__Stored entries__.
┄┄┄┄┄┄

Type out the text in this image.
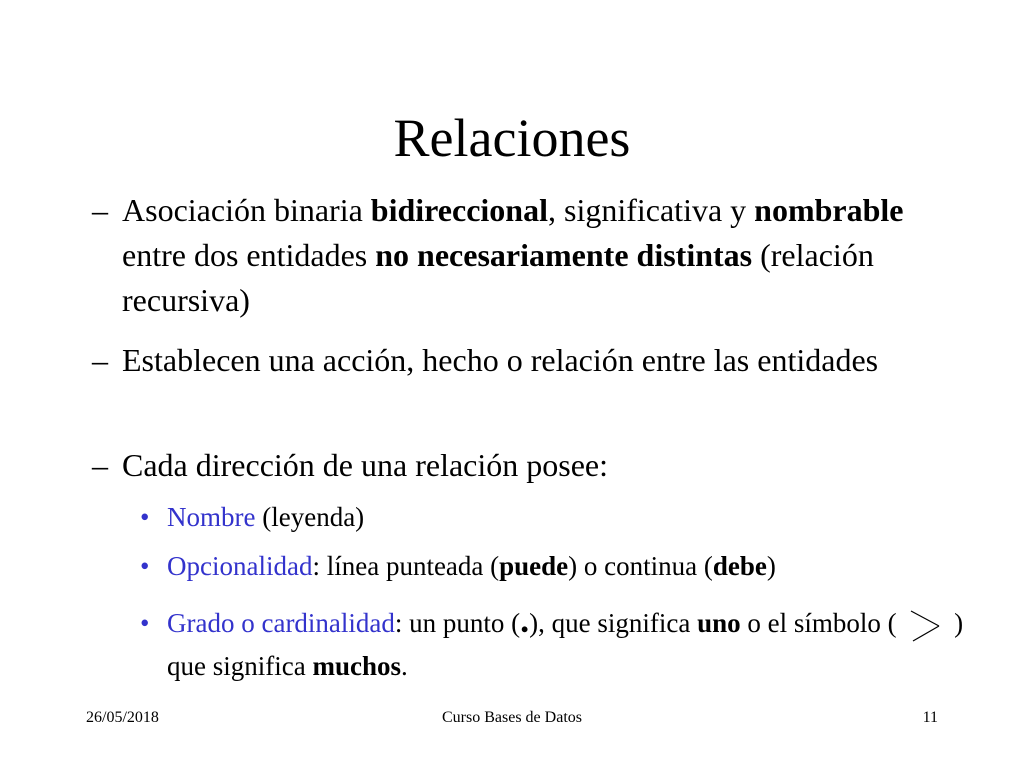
Relaciones
– Asociación binaria bidireccional, significativa y nombrable entre dos entidades no necesariamente distintas (relación recursiva)
– Establecen una acción, hecho o relación entre las entidades
– Cada dirección de una relación posee:
• Nombre (leyenda)
• Opcionalidad: línea punteada (puede) o continua (debe)
• Grado o cardinalidad: un punto (.), que significa uno o el símbolo (  ) que significa muchos.
26/05/2018	Curso Bases de Datos	11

┄┄┄┄┄┄

__Exercise__. From the entries above, list each line with "relación" in it.

__Complete response__.
– Asociación binaria bidireccional, significativa y nombrable entre dos entidades no necesariamente distintas (relación recursiva)
– Establecen una acción, hecho o relación entre las entidades
– Cada dirección de una relación posee:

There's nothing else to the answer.